*Task brief*:
Write out again only the lines between the one with "What text is on this page?" and the end of the records below, both ends counted, and don't include the pictures.

Stored dataset items
══════
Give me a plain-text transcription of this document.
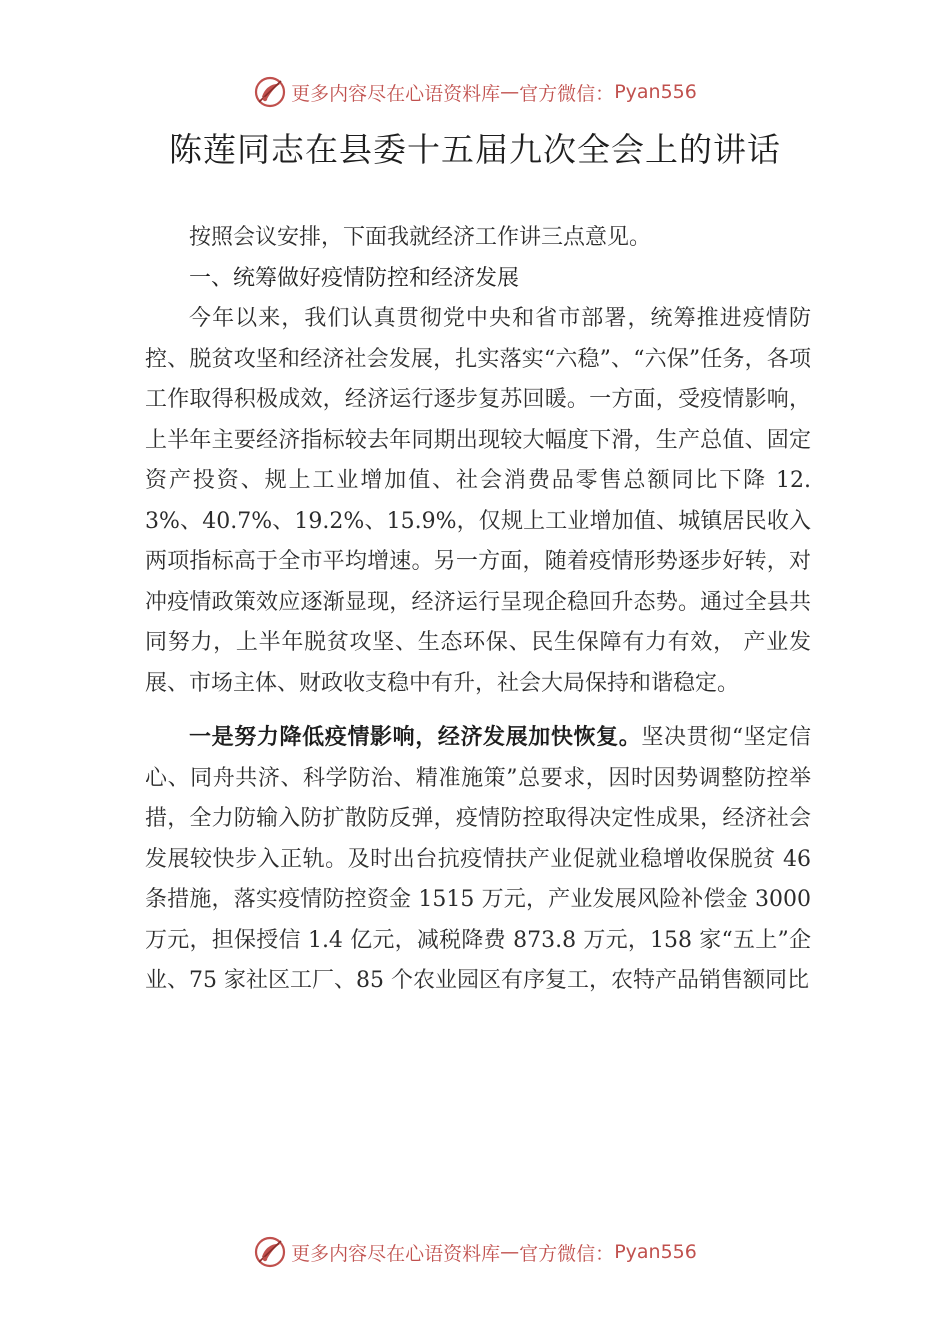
更多内容尽在心语资料库 — 官方微信： Pyan556
陈莲同志在县委十五届九次全会上的讲话

按照会议安排，下面我就经济工作讲三点意见。

一、统筹做好疫情防控和经济发展

今年以来，我们认真贯彻党中央和省市部署，统筹推进疫情防控、脱贫攻坚和经济社会发展，扎实落实“六稳”、“六保”任务，各项工作取得积极成效，经济运行逐步复苏回暖。一方面，受疫情影响，上半年主要经济指标较去年同期出现较大幅度下滑，生产总值、固定资产投资、规上工业增加值、社会消费品零售总额同比下降 12.3%、40.7%、19.2%、15.9%，仅规上工业增加值、城镇居民收入两项指标高于全市平均增速。另一方面，随着疫情形势逐步好转，对冲疫情政策效应逐渐显现，经济运行呈现企稳回升态势。通过全县共同努力，上半年脱贫攻坚、生态环保、民生保障有力有效， 产业发展、市场主体、财政收支稳中有升，社会大局保持和谐稳定。

一是努力降低疫情影响，经济发展加快恢复。坚决贯彻“坚定信心、同舟共济、科学防治、精准施策”总要求，因时因势调整防控举措，全力防输入防扩散防反弹，疫情防控取得决定性成果，经济社会发展较快步入正轨。及时出台抗疫情扶产业促就业稳增收保脱贫 46 条措施，落实疫情防控资金 1515 万元，产业发展风险补偿金 3000 万元，担保授信 1.4 亿元，减税降费 873.8 万元，158 家“五上”企业、75 家社区工厂、85 个农业园区有序复工，农特产品销售额同比

更多内容尽在心语资料库 — 官方微信： Pyan556
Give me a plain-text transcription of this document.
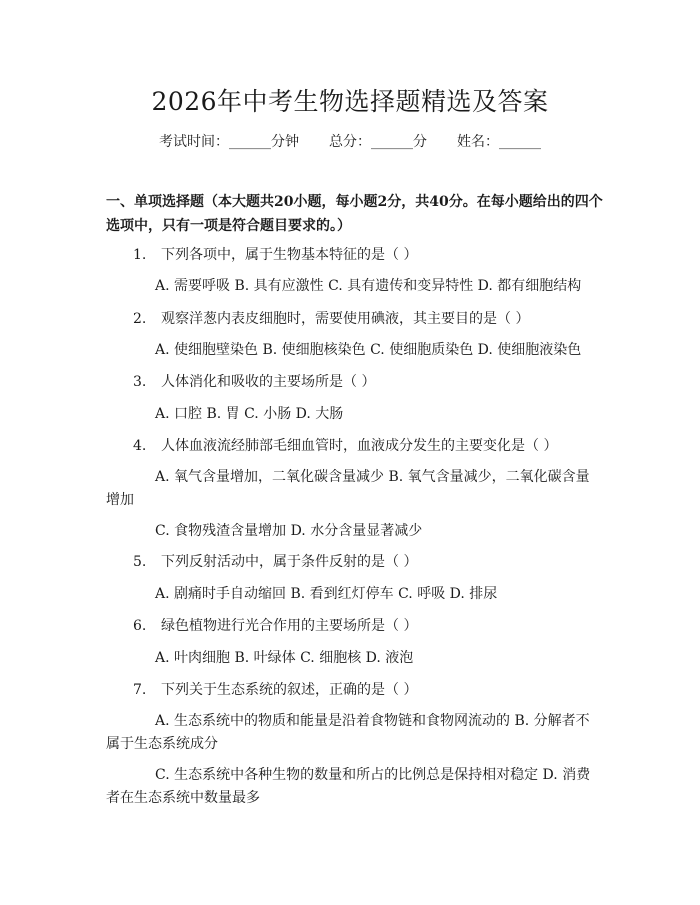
2026年中考生物选择题精选及答案
考试时间：______分钟 总分：______分 姓名：______
一、单项选择题（本大题共20小题，每小题2分，共40分。在每小题给出的四个选项中，只有一项是符合题目要求的。）
1. 下列各项中，属于生物基本特征的是（ ）
A. 需要呼吸 B. 具有应激性 C. 具有遗传和变异特性 D. 都有细胞结构
2. 观察洋葱内表皮细胞时，需要使用碘液，其主要目的是（ ）
A. 使细胞壁染色 B. 使细胞核染色 C. 使细胞质染色 D. 使细胞液染色
3. 人体消化和吸收的主要场所是（ ）
A. 口腔 B. 胃 C. 小肠 D. 大肠
4. 人体血液流经肺部毛细血管时，血液成分发生的主要变化是（ ）
A. 氧气含量增加，二氧化碳含量减少 B. 氧气含量减少，二氧化碳含量
增加
C. 食物残渣含量增加 D. 水分含量显著减少
5. 下列反射活动中，属于条件反射的是（ ）
A. 剧痛时手自动缩回 B. 看到红灯停车 C. 呼吸 D. 排尿
6. 绿色植物进行光合作用的主要场所是（ ）
A. 叶肉细胞 B. 叶绿体 C. 细胞核 D. 液泡
7. 下列关于生态系统的叙述，正确的是（ ）
A. 生态系统中的物质和能量是沿着食物链和食物网流动的 B. 分解者不
属于生态系统成分
C. 生态系统中各种生物的数量和所占的比例总是保持相对稳定 D. 消费
者在生态系统中数量最多
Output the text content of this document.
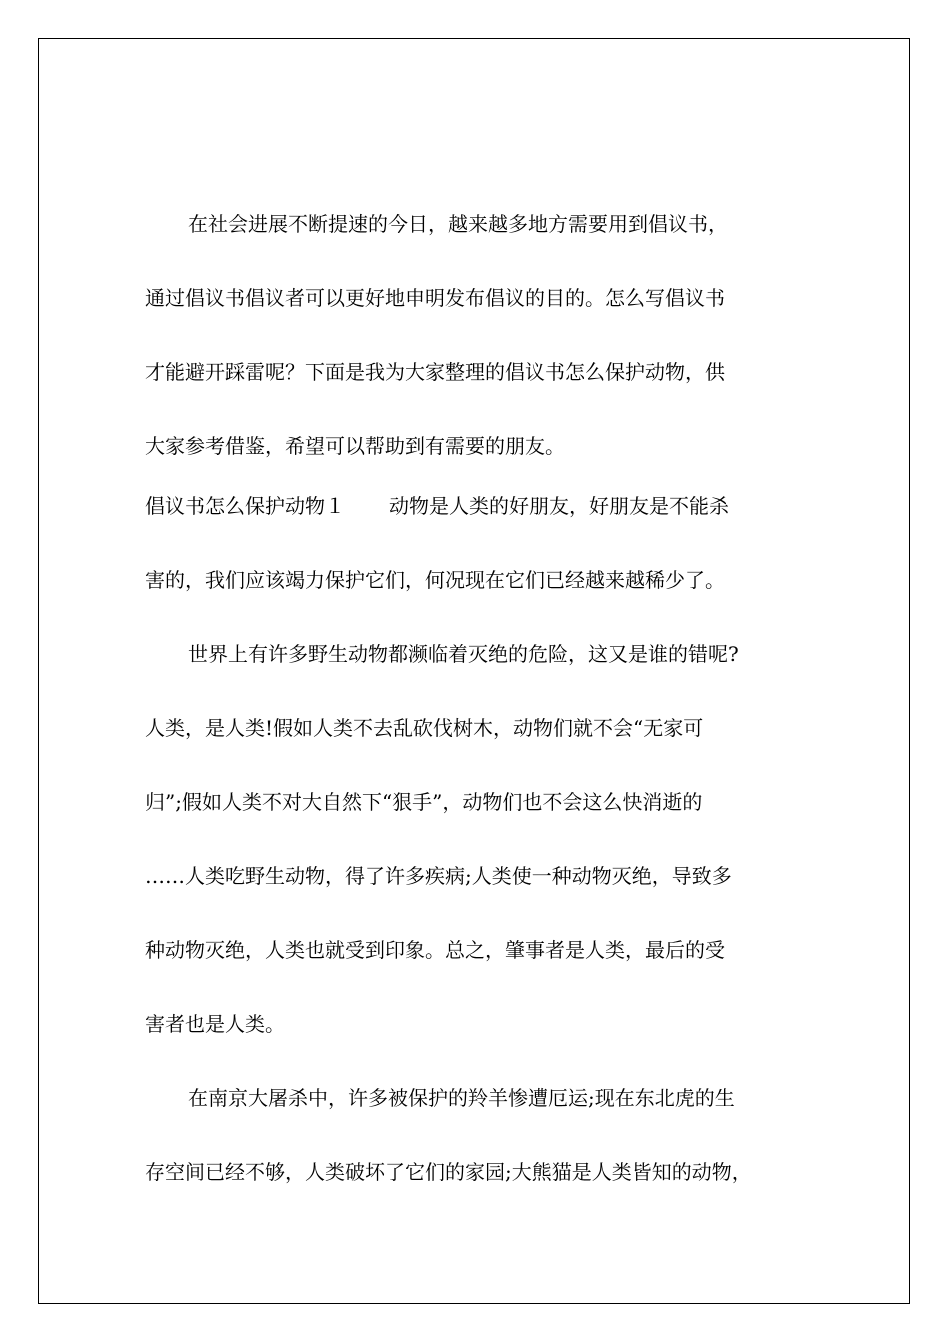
在社会进展不断提速的今日，越来越多地方需要用到倡议书，
通过倡议书倡议者可以更好地申明发布倡议的目的。怎么写倡议书
才能避开踩雷呢？下面是我为大家整理的倡议书怎么保护动物，供
大家参考借鉴，希望可以帮助到有需要的朋友。
倡议书怎么保护动物１ 动物是人类的好朋友，好朋友是不能杀
害的，我们应该竭力保护它们，何况现在它们已经越来越稀少了。
世界上有许多野生动物都濒临着灭绝的危险，这又是谁的错呢?
人类，是人类!假如人类不去乱砍伐树木，动物们就不会“无家可
归”;假如人类不对大自然下“狠手”，动物们也不会这么快消逝的
……人类吃野生动物，得了许多疾病;人类使一种动物灭绝，导致多
种动物灭绝，人类也就受到印象。总之，肇事者是人类，最后的受
害者也是人类。
在南京大屠杀中，许多被保护的羚羊惨遭厄运;现在东北虎的生
存空间已经不够，人类破坏了它们的家园;大熊猫是人类皆知的动物，
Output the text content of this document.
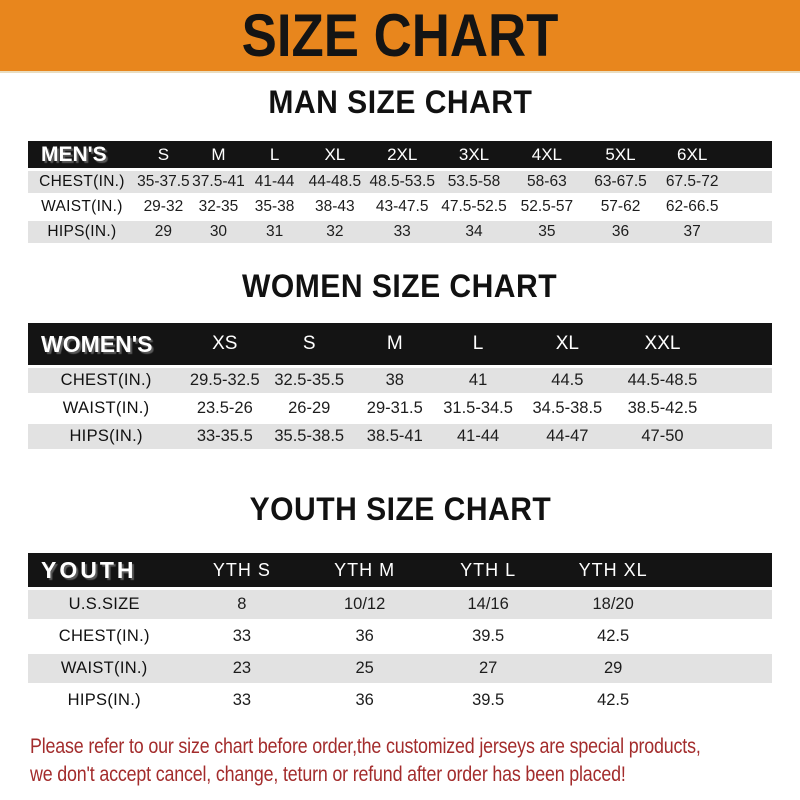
SIZE CHART
MAN SIZE CHART
MEN'S	S	M	L	XL	2XL	3XL	4XL	5XL	6XL
CHEST(IN.)	35-37.5	37.5-41	41-44	44-48.5	48.5-53.5	53.5-58	58-63	63-67.5	67.5-72
WAIST(IN.)	29-32	32-35	35-38	38-43	43-47.5	47.5-52.5	52.5-57	57-62	62-66.5
HIPS(IN.)	29	30	31	32	33	34	35	36	37
WOMEN SIZE CHART
WOMEN'S	XS	S	M	L	XL	XXL
CHEST(IN.)	29.5-32.5	32.5-35.5	38	41	44.5	44.5-48.5
WAIST(IN.)	23.5-26	26-29	29-31.5	31.5-34.5	34.5-38.5	38.5-42.5
HIPS(IN.)	33-35.5	35.5-38.5	38.5-41	41-44	44-47	47-50
YOUTH SIZE CHART
YOUTH	YTH S	YTH M	YTH L	YTH XL
U.S.SIZE	8	10/12	14/16	18/20
CHEST(IN.)	33	36	39.5	42.5
WAIST(IN.)	23	25	27	29
HIPS(IN.)	33	36	39.5	42.5

Please refer to our size chart before order,the customized jerseys are special products,

we don't accept cancel, change, teturn or refund after order has been placed!
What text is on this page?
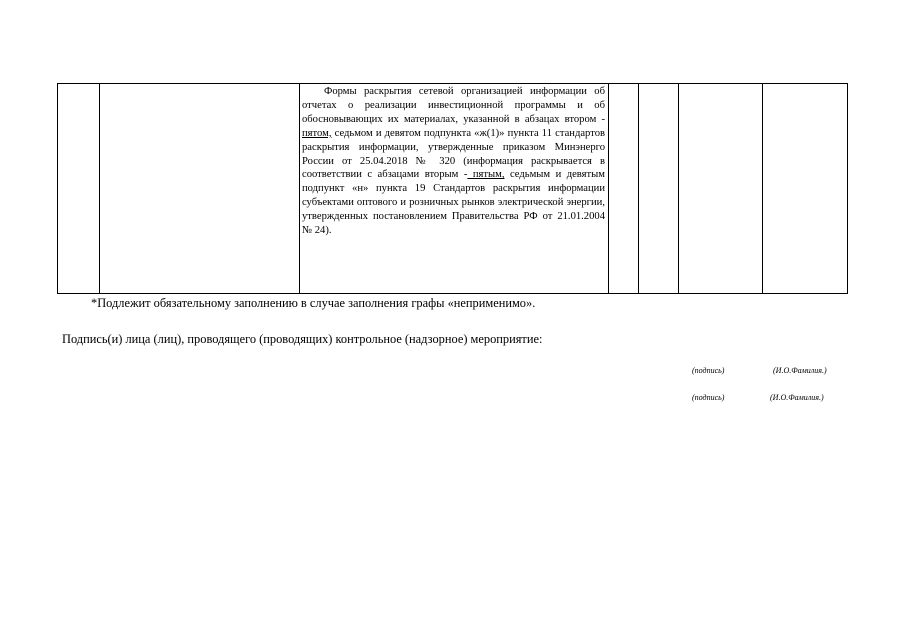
Формы раскрытия сетевой организацией информации об отчетах о реализации инвестиционной программы и об обосновывающих их материалах, указанной в абзацах втором - пятом, седьмом и девятом подпункта «ж(1)» пункта 11 стандартов раскрытия информации, утвержденные приказом Минэнерго России от 25.04.2018 № 320 (информация раскрывается в соответствии с абзацами вторым - пятым, седьмым и девятым подпункт «н» пункта 19 Стандартов раскрытия информации субъектами оптового и розничных рынков электрической энергии, утвержденных постановлением Правительства РФ от 21.01.2004 № 24).

*Подлежит обязательному заполнению в случае заполнения графы «неприменимо».
Подпись(и) лица (лиц), проводящего (проводящих) контрольное (надзорное) мероприятие:
(подпись)	(И.О.Фамилия.)
(подпись)	(И.О.Фамилия.)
══════
*Output of the exercise*:
What text is on this page?
Формы раскрытия сетевой организацией информации об отчетах о реализации инвестиционной программы и об обосновывающих их материалах, указанной в абзацах втором - пятом, седьмом и девятом подпункта «ж(1)» пункта 11 стандартов раскрытия информации, утвержденные приказом Минэнерго России от 25.04.2018 № 320 (информация раскрывается в соответствии с абзацами вторым - пятым, седьмым и девятым подпункт «н» пункта 19 Стандартов раскрытия информации субъектами оптового и розничных рынков электрической энергии, утвержденных постановлением Правительства РФ от 21.01.2004 № 24).

*Подлежит обязательному заполнению в случае заполнения графы «неприменимо».
Подпись(и) лица (лиц), проводящего (проводящих) контрольное (надзорное) мероприятие:
(подпись)	(И.О.Фамилия.)
(подпись)	(И.О.Фамилия.)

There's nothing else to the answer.